— What is required —
Pull out every line of the entries below that contains the string "axis", copying each line in full.

▽

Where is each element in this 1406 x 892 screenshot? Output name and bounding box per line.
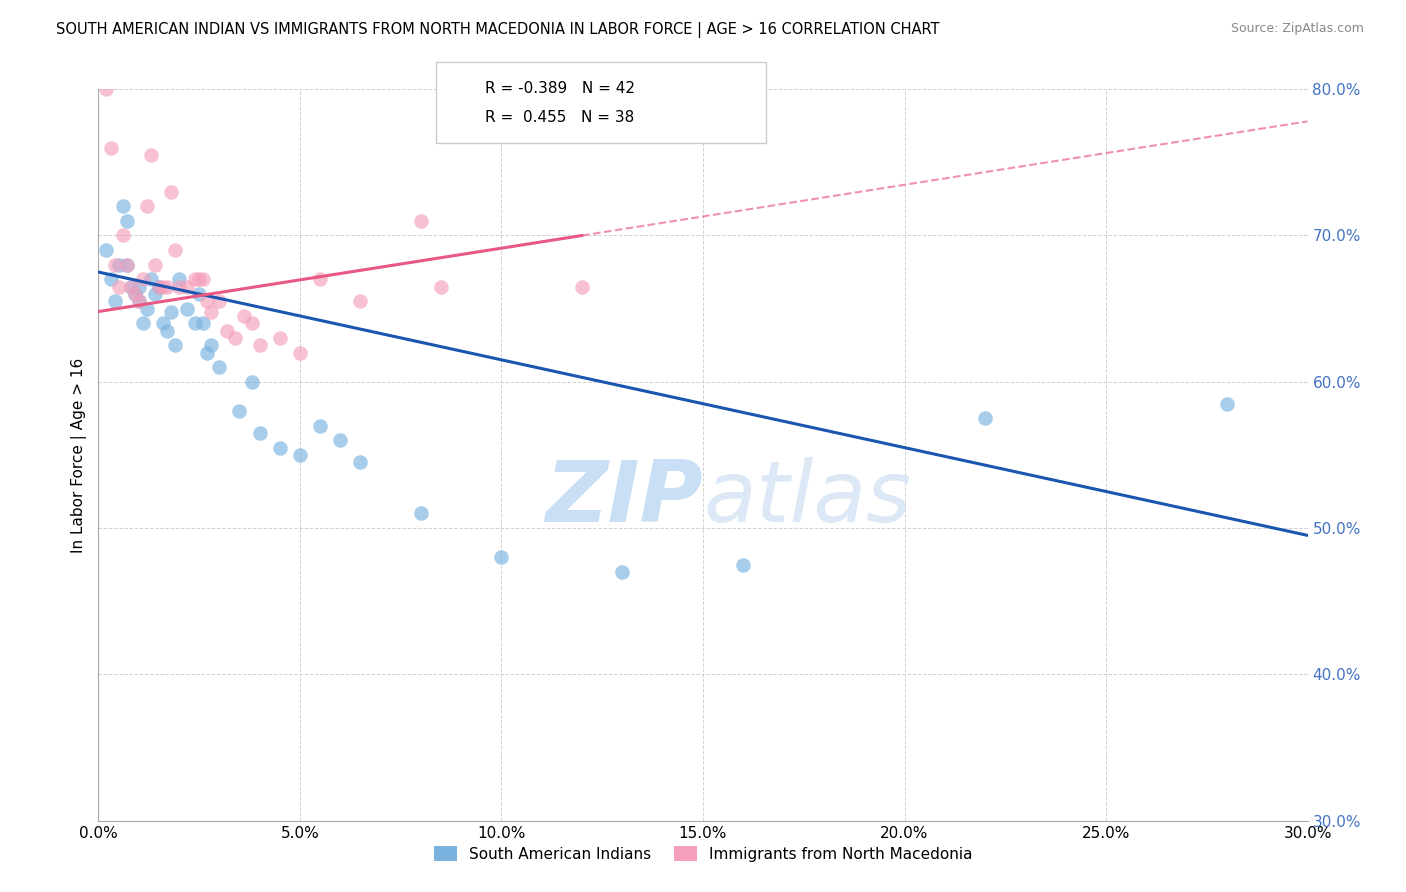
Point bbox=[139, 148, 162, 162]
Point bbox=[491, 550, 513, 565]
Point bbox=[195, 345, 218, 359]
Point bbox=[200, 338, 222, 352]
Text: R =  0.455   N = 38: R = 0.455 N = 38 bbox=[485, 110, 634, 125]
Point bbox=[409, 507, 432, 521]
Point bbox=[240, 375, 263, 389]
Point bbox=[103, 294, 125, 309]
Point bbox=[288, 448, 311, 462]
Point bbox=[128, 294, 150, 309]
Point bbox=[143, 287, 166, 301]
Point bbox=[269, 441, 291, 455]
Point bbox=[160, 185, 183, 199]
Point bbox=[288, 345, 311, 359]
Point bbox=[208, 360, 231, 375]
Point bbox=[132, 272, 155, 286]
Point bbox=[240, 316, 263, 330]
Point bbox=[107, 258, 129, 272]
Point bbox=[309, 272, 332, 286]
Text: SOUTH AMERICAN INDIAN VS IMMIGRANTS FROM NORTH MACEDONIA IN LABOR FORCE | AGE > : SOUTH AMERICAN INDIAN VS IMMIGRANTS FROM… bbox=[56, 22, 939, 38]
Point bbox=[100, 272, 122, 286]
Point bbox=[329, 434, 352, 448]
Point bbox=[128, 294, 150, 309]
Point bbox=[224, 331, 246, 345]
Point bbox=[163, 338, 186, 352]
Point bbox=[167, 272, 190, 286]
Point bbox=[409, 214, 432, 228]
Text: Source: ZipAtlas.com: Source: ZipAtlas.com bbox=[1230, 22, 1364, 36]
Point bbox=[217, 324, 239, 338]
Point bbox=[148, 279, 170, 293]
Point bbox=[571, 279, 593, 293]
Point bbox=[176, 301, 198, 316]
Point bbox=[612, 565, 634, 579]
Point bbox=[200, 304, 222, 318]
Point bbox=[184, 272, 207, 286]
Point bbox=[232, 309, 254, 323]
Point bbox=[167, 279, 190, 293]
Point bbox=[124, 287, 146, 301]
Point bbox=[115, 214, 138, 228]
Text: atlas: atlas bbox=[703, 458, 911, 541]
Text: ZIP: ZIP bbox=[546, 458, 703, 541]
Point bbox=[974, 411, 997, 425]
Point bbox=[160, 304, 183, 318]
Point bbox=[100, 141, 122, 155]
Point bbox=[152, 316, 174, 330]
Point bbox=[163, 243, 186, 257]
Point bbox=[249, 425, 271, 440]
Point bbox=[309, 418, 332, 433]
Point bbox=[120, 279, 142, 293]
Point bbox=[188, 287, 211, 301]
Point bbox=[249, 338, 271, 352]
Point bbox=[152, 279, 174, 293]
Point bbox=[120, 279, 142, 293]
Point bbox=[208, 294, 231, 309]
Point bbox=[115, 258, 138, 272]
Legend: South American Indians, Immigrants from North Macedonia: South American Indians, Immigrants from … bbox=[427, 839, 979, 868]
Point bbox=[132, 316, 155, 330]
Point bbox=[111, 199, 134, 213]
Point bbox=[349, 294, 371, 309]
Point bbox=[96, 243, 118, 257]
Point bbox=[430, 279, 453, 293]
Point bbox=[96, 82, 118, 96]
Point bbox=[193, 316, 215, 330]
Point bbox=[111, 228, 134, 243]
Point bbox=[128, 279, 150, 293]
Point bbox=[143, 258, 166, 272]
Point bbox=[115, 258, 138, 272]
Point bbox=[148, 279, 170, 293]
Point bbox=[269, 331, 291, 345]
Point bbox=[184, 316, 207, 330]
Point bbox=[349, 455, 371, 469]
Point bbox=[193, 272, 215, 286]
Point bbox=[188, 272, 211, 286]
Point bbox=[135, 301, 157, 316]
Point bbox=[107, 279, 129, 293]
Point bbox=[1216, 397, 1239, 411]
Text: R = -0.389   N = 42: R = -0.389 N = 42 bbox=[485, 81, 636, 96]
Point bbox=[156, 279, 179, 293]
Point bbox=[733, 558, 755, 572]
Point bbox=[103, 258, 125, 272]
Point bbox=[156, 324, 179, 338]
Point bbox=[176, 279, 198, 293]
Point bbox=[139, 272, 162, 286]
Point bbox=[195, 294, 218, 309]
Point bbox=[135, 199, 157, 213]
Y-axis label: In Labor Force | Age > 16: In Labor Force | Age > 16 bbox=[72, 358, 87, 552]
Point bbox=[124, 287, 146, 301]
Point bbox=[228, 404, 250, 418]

△

— Written solution —
Y-axis label: In Labor Force | Age > 16: In Labor Force | Age > 16 bbox=[72, 358, 87, 552]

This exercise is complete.